(Collection entries)
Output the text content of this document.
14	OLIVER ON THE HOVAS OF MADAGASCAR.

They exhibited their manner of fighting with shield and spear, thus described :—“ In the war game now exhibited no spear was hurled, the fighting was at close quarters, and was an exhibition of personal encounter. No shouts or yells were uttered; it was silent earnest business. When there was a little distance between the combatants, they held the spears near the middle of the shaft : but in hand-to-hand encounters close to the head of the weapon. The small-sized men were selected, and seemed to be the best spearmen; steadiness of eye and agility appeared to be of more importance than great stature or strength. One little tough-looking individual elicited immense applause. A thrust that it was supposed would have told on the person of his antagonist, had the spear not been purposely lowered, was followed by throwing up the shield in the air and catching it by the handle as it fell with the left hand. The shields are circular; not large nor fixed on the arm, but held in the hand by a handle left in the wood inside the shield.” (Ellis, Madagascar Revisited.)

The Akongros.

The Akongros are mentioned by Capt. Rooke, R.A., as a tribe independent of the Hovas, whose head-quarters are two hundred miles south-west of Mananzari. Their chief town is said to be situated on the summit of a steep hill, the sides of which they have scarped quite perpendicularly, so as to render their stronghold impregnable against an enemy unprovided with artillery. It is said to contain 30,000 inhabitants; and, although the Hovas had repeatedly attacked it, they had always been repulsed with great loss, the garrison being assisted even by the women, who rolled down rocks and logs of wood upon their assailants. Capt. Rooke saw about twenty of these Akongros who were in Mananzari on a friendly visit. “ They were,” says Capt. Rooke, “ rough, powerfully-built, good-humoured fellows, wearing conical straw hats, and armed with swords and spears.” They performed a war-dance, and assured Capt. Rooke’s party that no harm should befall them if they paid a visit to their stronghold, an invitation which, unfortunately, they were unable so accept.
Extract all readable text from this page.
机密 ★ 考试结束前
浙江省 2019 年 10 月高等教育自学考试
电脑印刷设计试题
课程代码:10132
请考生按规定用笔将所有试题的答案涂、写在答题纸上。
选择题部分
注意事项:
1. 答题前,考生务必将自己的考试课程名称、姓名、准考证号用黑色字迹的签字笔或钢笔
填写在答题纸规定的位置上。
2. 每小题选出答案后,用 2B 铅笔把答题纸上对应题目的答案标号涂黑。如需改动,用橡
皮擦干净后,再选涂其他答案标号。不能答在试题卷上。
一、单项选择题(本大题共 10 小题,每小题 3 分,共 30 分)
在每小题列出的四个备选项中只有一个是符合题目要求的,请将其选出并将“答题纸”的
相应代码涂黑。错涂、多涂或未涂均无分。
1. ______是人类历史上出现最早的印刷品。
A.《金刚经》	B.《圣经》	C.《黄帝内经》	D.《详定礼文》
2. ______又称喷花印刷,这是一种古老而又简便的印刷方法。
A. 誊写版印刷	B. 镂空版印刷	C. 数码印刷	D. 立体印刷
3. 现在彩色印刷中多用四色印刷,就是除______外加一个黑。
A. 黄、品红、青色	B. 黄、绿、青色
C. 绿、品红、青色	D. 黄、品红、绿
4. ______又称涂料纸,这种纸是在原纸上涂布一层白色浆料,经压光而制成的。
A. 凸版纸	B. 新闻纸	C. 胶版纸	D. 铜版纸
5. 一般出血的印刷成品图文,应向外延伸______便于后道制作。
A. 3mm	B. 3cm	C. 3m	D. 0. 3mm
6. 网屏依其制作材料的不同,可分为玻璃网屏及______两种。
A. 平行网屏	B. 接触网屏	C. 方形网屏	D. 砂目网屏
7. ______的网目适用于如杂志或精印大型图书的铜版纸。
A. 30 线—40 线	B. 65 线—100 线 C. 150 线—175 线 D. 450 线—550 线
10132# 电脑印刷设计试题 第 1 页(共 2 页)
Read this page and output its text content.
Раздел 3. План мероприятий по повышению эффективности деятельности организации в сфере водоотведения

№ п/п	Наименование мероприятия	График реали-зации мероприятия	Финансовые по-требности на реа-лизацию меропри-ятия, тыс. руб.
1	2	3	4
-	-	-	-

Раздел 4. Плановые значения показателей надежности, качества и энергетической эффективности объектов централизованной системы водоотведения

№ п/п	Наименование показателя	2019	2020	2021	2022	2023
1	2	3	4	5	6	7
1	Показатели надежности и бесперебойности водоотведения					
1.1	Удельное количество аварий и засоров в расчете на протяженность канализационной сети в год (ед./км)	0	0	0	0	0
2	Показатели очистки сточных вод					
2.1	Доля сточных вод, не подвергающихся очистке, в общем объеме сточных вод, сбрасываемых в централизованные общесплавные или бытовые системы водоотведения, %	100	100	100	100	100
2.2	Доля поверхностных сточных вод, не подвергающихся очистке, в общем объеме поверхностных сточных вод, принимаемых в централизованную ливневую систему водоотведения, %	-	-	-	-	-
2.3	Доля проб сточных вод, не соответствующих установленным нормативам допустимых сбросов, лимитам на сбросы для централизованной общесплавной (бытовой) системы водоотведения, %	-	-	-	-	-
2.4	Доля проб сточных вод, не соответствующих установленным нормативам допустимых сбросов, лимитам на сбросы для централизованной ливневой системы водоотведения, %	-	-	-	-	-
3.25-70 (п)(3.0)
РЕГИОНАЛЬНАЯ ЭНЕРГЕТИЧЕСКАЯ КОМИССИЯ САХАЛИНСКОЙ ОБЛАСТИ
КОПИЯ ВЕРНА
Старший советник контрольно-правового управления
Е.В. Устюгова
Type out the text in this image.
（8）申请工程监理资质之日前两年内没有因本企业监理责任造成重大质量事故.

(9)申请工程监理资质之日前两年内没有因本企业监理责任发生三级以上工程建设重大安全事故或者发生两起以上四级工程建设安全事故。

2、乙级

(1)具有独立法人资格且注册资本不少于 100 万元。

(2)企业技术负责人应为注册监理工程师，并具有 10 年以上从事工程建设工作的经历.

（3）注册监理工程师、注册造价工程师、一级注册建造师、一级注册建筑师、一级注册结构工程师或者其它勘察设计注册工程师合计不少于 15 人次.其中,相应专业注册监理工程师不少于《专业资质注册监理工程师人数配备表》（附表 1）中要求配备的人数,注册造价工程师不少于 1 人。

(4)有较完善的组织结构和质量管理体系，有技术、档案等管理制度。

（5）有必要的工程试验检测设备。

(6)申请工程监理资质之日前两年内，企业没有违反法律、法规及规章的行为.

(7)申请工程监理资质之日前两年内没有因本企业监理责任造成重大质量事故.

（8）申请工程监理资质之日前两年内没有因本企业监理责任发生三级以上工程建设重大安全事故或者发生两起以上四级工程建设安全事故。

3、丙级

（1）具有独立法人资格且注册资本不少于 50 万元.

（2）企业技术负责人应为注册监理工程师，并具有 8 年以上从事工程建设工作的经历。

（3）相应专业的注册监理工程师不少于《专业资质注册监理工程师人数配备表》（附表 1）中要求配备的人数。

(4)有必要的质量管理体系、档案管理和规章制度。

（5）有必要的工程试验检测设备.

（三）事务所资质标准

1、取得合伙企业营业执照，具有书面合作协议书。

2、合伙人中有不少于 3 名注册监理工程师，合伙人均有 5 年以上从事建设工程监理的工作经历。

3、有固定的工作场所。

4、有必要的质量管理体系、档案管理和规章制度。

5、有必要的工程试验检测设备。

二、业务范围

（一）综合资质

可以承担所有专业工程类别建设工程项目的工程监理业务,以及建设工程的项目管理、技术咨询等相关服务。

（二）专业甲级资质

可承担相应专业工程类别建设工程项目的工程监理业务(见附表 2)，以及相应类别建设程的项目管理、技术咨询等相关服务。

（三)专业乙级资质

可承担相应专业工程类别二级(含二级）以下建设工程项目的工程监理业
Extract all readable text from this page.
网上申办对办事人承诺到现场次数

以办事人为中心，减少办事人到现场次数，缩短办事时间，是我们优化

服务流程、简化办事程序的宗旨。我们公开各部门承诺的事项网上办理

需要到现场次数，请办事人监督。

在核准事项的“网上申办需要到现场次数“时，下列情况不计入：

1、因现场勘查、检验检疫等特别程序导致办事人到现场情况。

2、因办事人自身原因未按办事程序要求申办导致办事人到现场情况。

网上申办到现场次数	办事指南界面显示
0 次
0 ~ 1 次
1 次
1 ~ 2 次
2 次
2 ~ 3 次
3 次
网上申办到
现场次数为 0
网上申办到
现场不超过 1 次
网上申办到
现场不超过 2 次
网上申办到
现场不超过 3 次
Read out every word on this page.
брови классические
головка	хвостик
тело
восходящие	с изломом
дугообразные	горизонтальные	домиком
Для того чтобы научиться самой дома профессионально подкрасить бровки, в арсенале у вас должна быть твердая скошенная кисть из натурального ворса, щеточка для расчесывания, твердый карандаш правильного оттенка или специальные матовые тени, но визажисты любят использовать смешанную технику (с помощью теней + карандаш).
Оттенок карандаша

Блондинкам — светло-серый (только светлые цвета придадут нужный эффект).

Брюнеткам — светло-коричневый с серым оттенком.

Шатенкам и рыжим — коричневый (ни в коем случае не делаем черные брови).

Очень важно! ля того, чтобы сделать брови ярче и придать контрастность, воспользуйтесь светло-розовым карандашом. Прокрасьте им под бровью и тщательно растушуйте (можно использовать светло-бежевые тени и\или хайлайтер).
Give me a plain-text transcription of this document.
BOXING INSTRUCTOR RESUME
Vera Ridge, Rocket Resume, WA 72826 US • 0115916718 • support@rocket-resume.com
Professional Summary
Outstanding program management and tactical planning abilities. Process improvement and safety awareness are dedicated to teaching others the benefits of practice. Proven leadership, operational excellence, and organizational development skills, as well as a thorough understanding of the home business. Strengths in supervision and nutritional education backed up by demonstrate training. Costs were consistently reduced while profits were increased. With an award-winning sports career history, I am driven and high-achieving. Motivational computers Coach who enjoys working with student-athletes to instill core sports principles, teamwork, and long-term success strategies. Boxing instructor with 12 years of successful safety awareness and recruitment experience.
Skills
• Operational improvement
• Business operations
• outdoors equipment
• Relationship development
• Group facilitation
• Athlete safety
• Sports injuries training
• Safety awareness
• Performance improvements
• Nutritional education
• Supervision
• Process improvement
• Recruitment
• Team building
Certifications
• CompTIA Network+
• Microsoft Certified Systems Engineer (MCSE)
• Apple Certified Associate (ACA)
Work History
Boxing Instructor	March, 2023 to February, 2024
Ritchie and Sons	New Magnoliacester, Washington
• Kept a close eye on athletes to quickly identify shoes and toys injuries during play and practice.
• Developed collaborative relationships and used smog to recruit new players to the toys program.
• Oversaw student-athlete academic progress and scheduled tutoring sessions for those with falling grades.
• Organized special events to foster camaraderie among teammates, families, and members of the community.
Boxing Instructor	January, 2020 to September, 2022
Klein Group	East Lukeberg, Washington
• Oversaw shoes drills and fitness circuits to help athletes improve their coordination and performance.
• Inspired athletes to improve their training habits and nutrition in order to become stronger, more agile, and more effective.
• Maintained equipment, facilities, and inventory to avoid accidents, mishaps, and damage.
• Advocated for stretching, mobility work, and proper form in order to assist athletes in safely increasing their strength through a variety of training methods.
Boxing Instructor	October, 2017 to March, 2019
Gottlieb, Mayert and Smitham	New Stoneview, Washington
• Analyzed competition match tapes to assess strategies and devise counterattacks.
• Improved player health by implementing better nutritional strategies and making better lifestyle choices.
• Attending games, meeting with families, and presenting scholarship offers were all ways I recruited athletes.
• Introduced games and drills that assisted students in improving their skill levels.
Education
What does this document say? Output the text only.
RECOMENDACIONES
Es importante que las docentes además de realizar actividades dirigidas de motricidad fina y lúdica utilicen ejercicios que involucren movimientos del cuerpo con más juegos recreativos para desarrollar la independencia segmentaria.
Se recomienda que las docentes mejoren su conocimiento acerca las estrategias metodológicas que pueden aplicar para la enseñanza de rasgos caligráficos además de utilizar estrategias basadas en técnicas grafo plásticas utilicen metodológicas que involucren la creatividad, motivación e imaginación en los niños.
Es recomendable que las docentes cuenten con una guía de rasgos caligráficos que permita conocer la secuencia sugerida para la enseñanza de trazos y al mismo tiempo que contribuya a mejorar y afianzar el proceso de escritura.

**DESCRIPTION OF THE TASK:** Give again only the lines of the material above that run from the one with "What does this" through the end, both included, exactly as they appear.

**SOLVED EXERCISE:**
What does this document say? Output the text only.
RECOMENDACIONES
Es importante que las docentes además de realizar actividades dirigidas de motricidad fina y lúdica utilicen ejercicios que involucren movimientos del cuerpo con más juegos recreativos para desarrollar la independencia segmentaria.
Se recomienda que las docentes mejoren su conocimiento acerca las estrategias metodológicas que pueden aplicar para la enseñanza de rasgos caligráficos además de utilizar estrategias basadas en técnicas grafo plásticas utilicen metodológicas que involucren la creatividad, motivación e imaginación en los niños.
Es recomendable que las docentes cuenten con una guía de rasgos caligráficos que permita conocer la secuencia sugerida para la enseñanza de trazos y al mismo tiempo que contribuya a mejorar y afianzar el proceso de escritura.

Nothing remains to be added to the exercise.